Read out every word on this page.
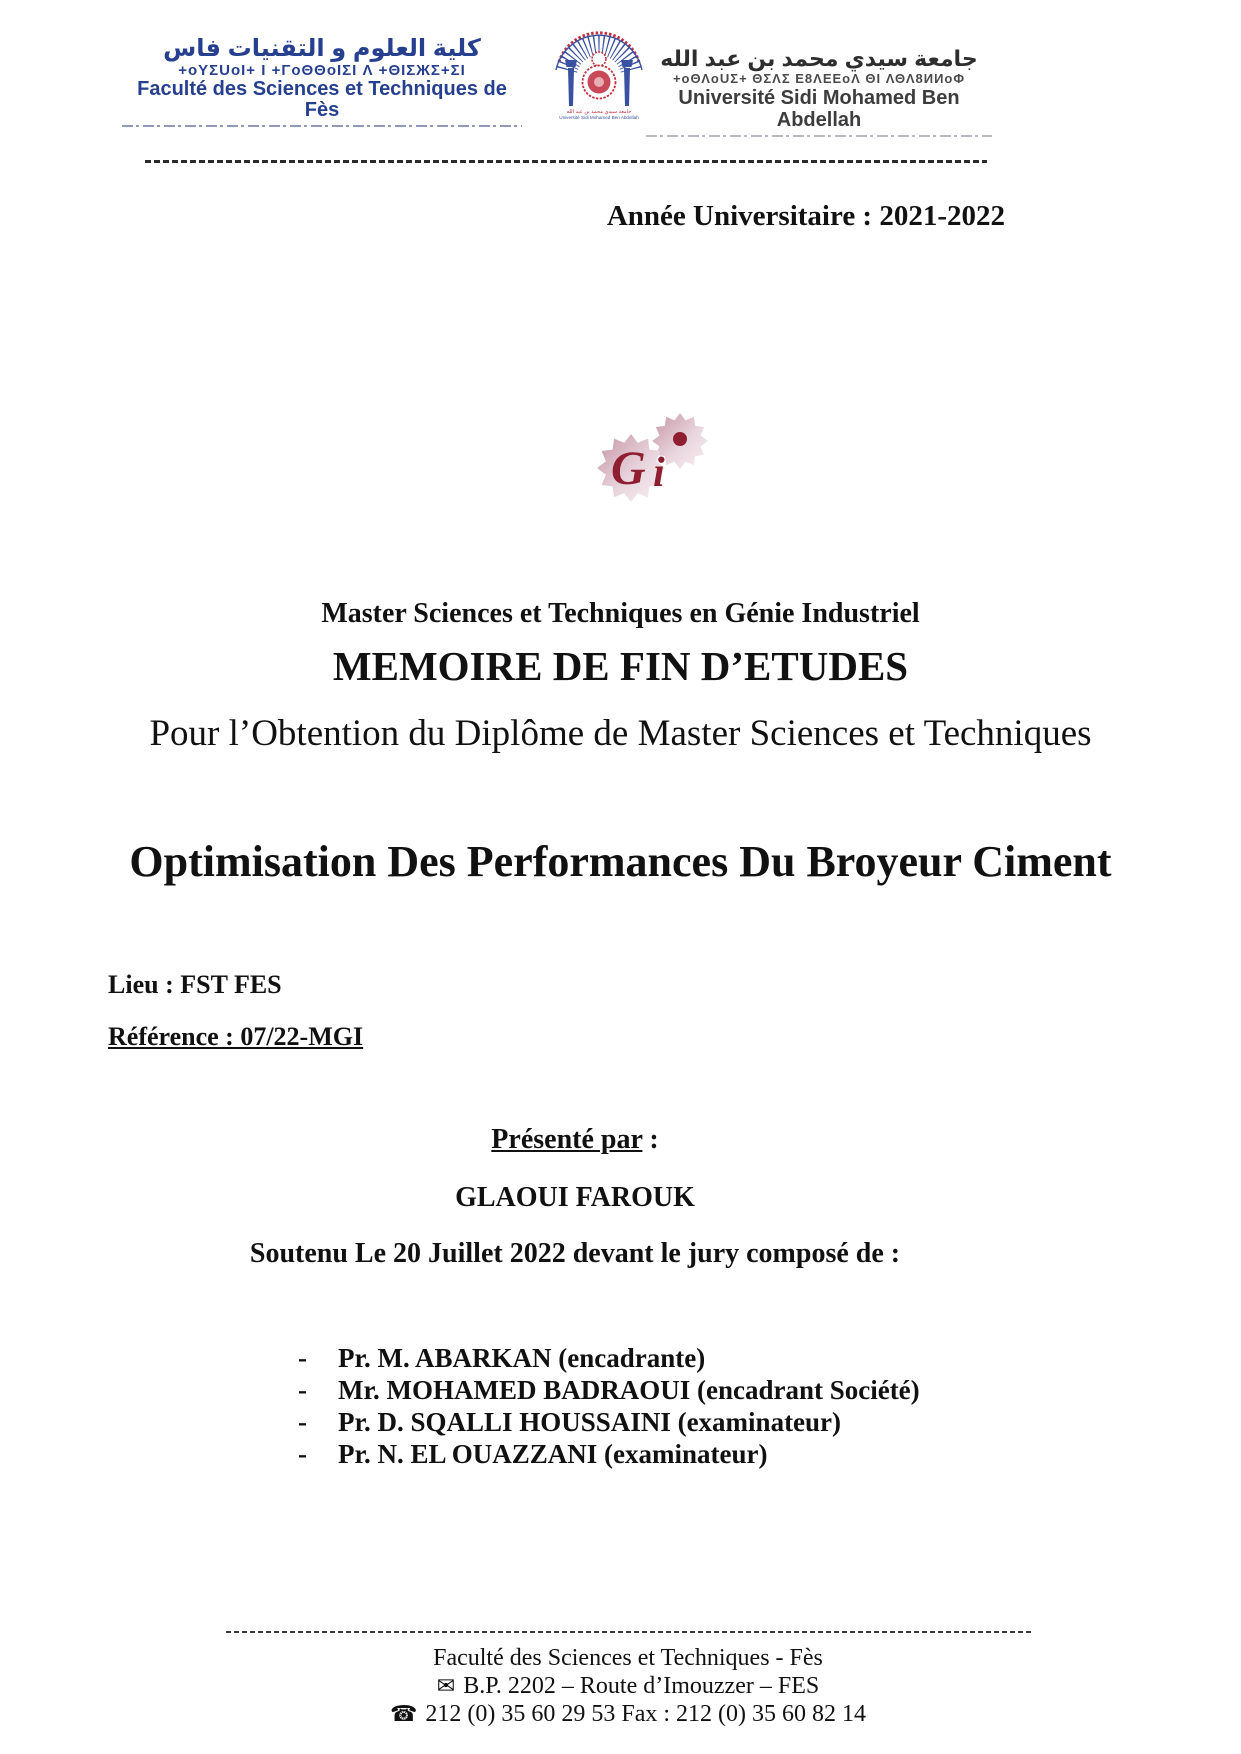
كلية العلوم و التقنيات فاس
+oYΣUoI+ I +ΓoΘΘoIΣI Λ +ΘIΣЖΣ+ΣI
Faculté des Sciences et Techniques de Fès	جامعة سيدي محمد بن عبد الله
Université Sidi Mohamed Ben Abdellah
جامعة سيدي محمد بن عبد الله
+oΘΛoUΣ+ ΘΣΛΣ Ε8ΛΕΕoΛ ΘI ΛΘΛ8ИИoΦ
Université Sidi Mohamed Ben Abdellah
Année Universitaire : 2021-2022
G i
Master Sciences et Techniques en Génie Industriel
MEMOIRE DE FIN D’ETUDES
Pour l’Obtention du Diplôme de Master Sciences et Techniques
Optimisation Des Performances Du Broyeur Ciment
Lieu : FST FES
Référence : 07/22-MGI
Présenté par :
GLAOUI FAROUK
Soutenu Le 20 Juillet 2022 devant le jury composé de :
-	Pr. M. ABARKAN (encadrante)
-	Mr. MOHAMED BADRAOUI (encadrant Société)
-	Pr. D. SQALLI HOUSSAINI (examinateur)
-	Pr. N. EL OUAZZANI (examinateur)
Faculté des Sciences et Techniques - Fès
✉ B.P. 2202 – Route d’Imouzzer – FES
☎ 212 (0) 35 60 29 53 Fax : 212 (0) 35 60 82 14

## [OBJECTIVE]
Within the records, how many lines include "Sciences"? The answer is the number and nothing else.

## [SOLUTION FOR THIS PROBLEM]
4